- _EXERCISE_
Identify the lines that contain the word "ylabel" and copy each one.

- _ROWS_
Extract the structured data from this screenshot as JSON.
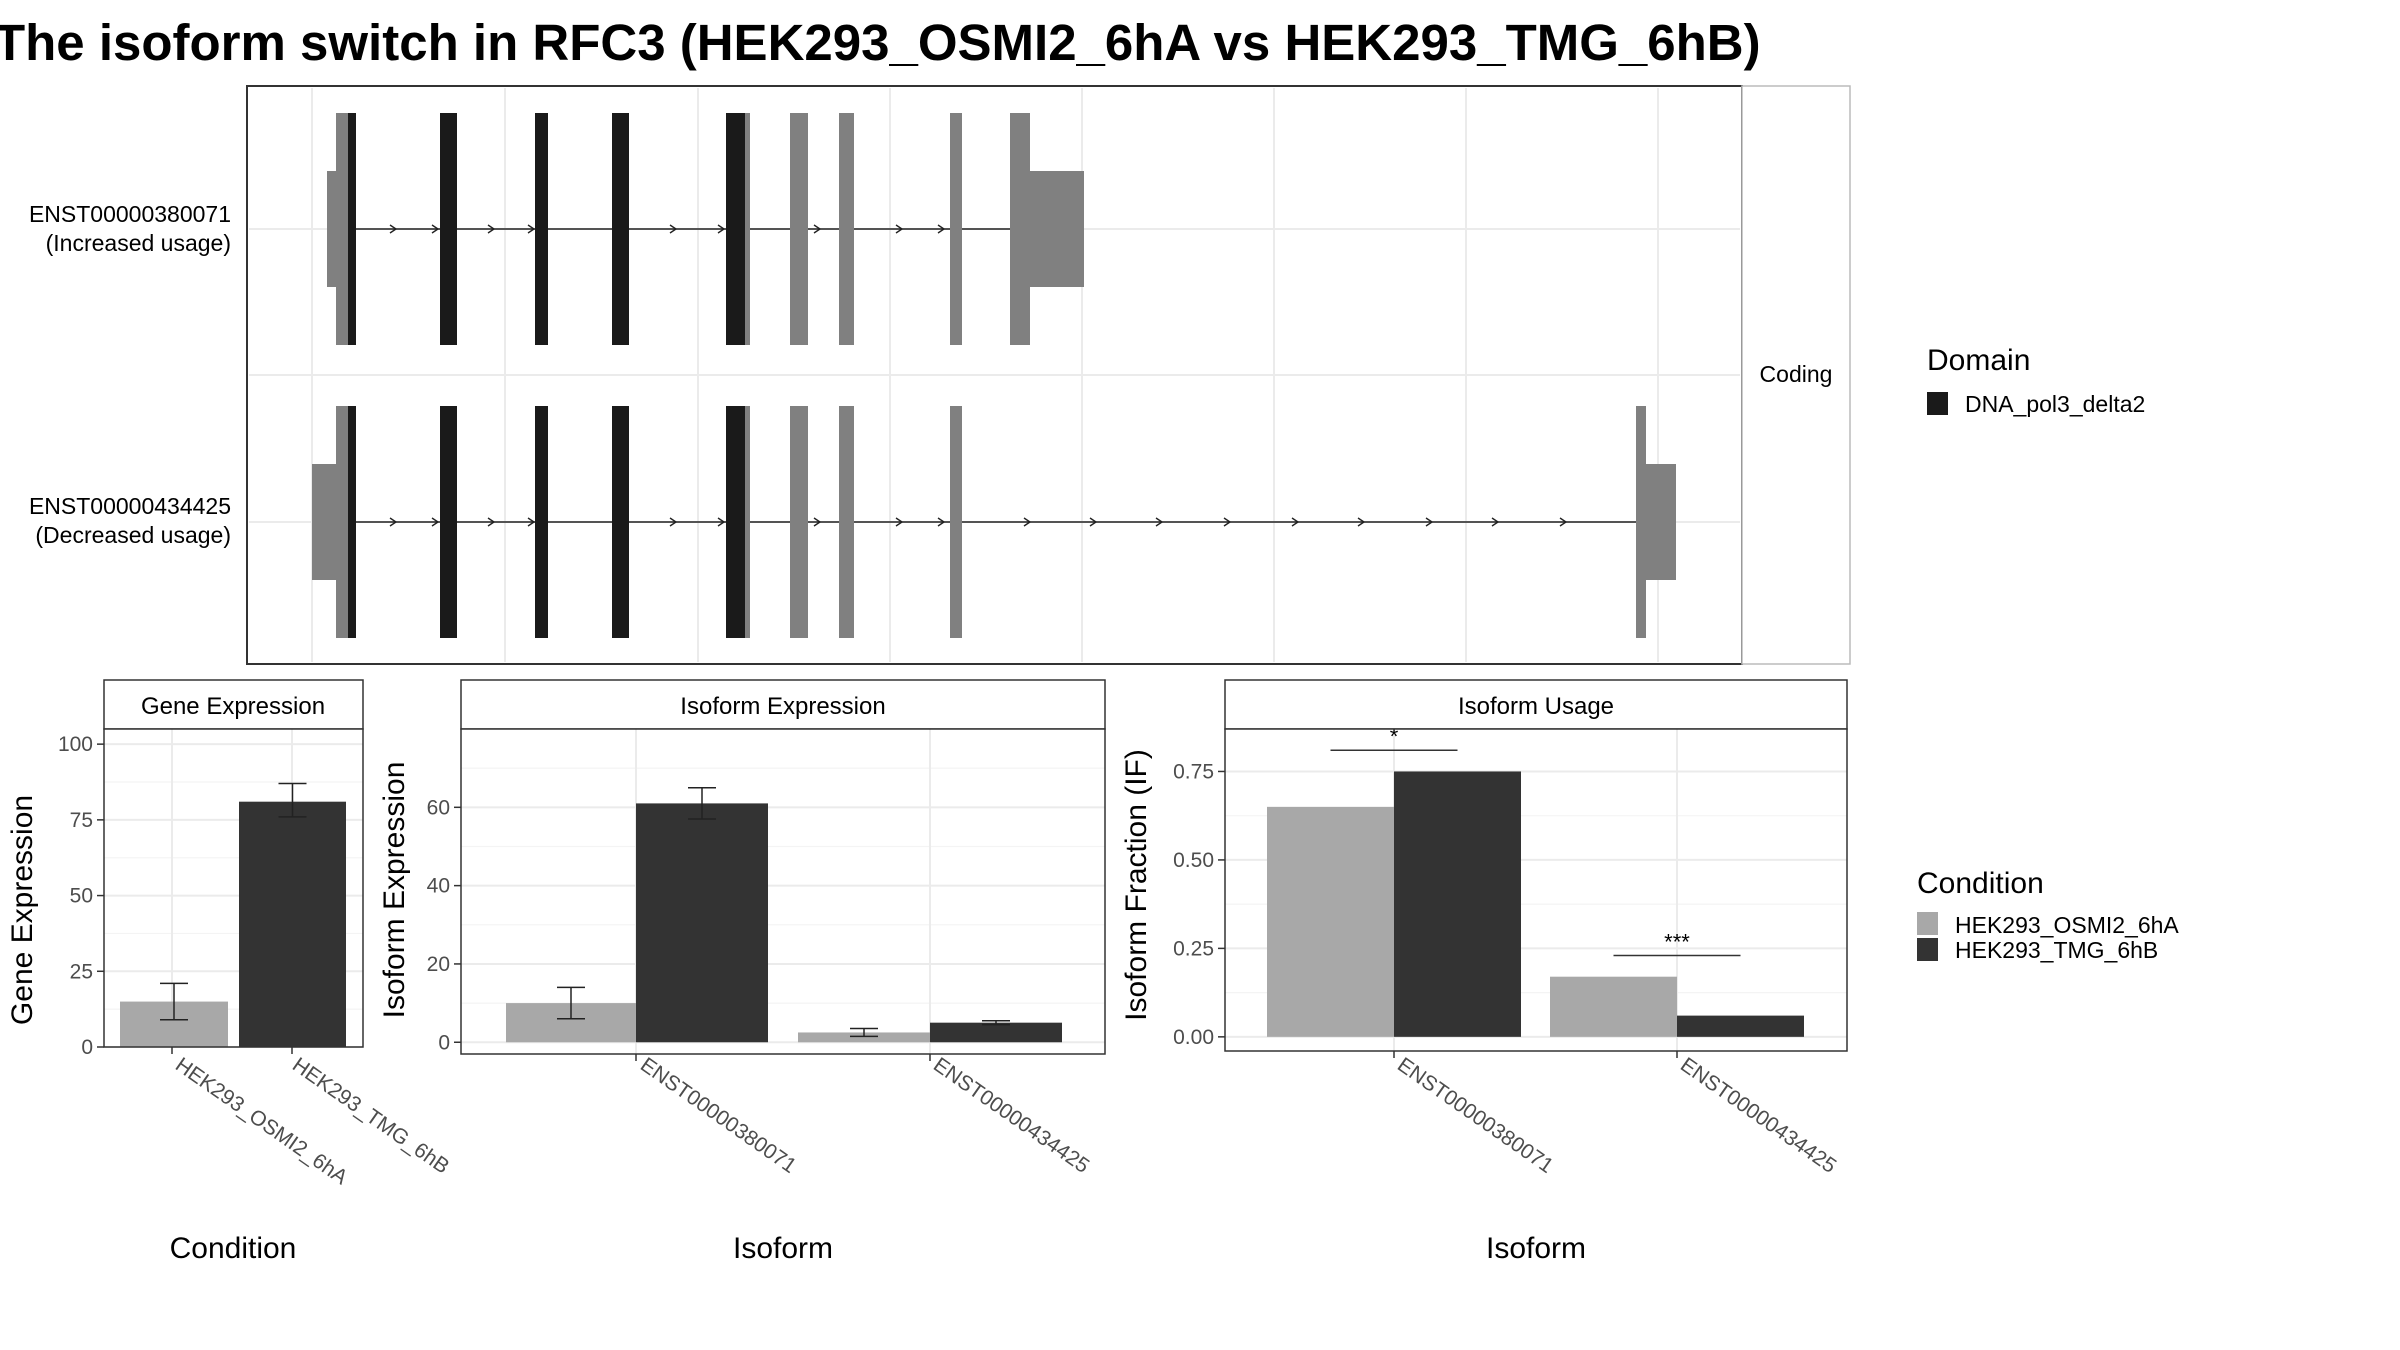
{
  "title": "The isoform switch in RFC3 (HEK293_OSMI2_6hA vs HEK293_TMG_6hB)",
  "colors": {
    "domain": "#1a1a1a",
    "exon": "#808080",
    "cond1": "#a8a8a8",
    "cond2": "#333333",
    "strip_bg": "#ffffff",
    "grid": "#ebebeb"
  },
  "transcripts": {
    "strip_label": "Coding",
    "items": [
      {
        "label_id": "ENST00000380071",
        "label_usage": "(Increased usage)"
      },
      {
        "label_id": "ENST00000434425",
        "label_usage": "(Decreased usage)"
      }
    ]
  },
  "domain_legend": {
    "title": "Domain",
    "items": [
      {
        "name": "DNA_pol3_delta2",
        "color": "#1a1a1a"
      }
    ]
  },
  "condition_legend": {
    "title": "Condition",
    "items": [
      {
        "name": "HEK293_OSMI2_6hA",
        "color": "#a8a8a8"
      },
      {
        "name": "HEK293_TMG_6hB",
        "color": "#333333"
      }
    ]
  },
  "chart_data": [
    {
      "type": "bar",
      "panel": "gene_expression",
      "strip": "Gene Expression",
      "xlabel": "Condition",
      "ylabel": "Gene Expression",
      "ylim": [
        0,
        105
      ],
      "yticks": [
        0,
        25,
        50,
        75,
        100
      ],
      "categories": [
        "HEK293_OSMI2_6hA",
        "HEK293_TMG_6hB"
      ],
      "values": [
        15,
        81
      ],
      "error": [
        [
          9,
          21
        ],
        [
          76,
          87
        ]
      ]
    },
    {
      "type": "bar",
      "panel": "isoform_expression",
      "strip": "Isoform Expression",
      "xlabel": "Isoform",
      "ylabel": "Isoform Expression",
      "ylim": [
        -3,
        80
      ],
      "yticks": [
        0,
        20,
        40,
        60
      ],
      "categories": [
        "ENST00000380071",
        "ENST00000434425"
      ],
      "series": [
        {
          "name": "HEK293_OSMI2_6hA",
          "values": [
            10,
            2.5
          ],
          "error": [
            [
              6,
              14
            ],
            [
              1.5,
              3.5
            ]
          ]
        },
        {
          "name": "HEK293_TMG_6hB",
          "values": [
            61,
            5
          ],
          "error": [
            [
              57,
              65
            ],
            [
              4.5,
              5.5
            ]
          ]
        }
      ]
    },
    {
      "type": "bar",
      "panel": "isoform_usage",
      "strip": "Isoform Usage",
      "xlabel": "Isoform",
      "ylabel": "Isoform Fraction (IF)",
      "ylim": [
        -0.04,
        0.87
      ],
      "yticks": [
        0.0,
        0.25,
        0.5,
        0.75
      ],
      "ytick_labels": [
        "0.00",
        "0.25",
        "0.50",
        "0.75"
      ],
      "categories": [
        "ENST00000380071",
        "ENST00000434425"
      ],
      "series": [
        {
          "name": "HEK293_OSMI2_6hA",
          "values": [
            0.65,
            0.17
          ]
        },
        {
          "name": "HEK293_TMG_6hB",
          "values": [
            0.75,
            0.06
          ]
        }
      ],
      "significance": [
        "*",
        "***"
      ]
    }
  ]
}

- _OUTPUT BELOW_
      "ylabel": "Gene Expression",
      "ylabel": "Isoform Expression",
      "ylabel": "Isoform Fraction (IF)",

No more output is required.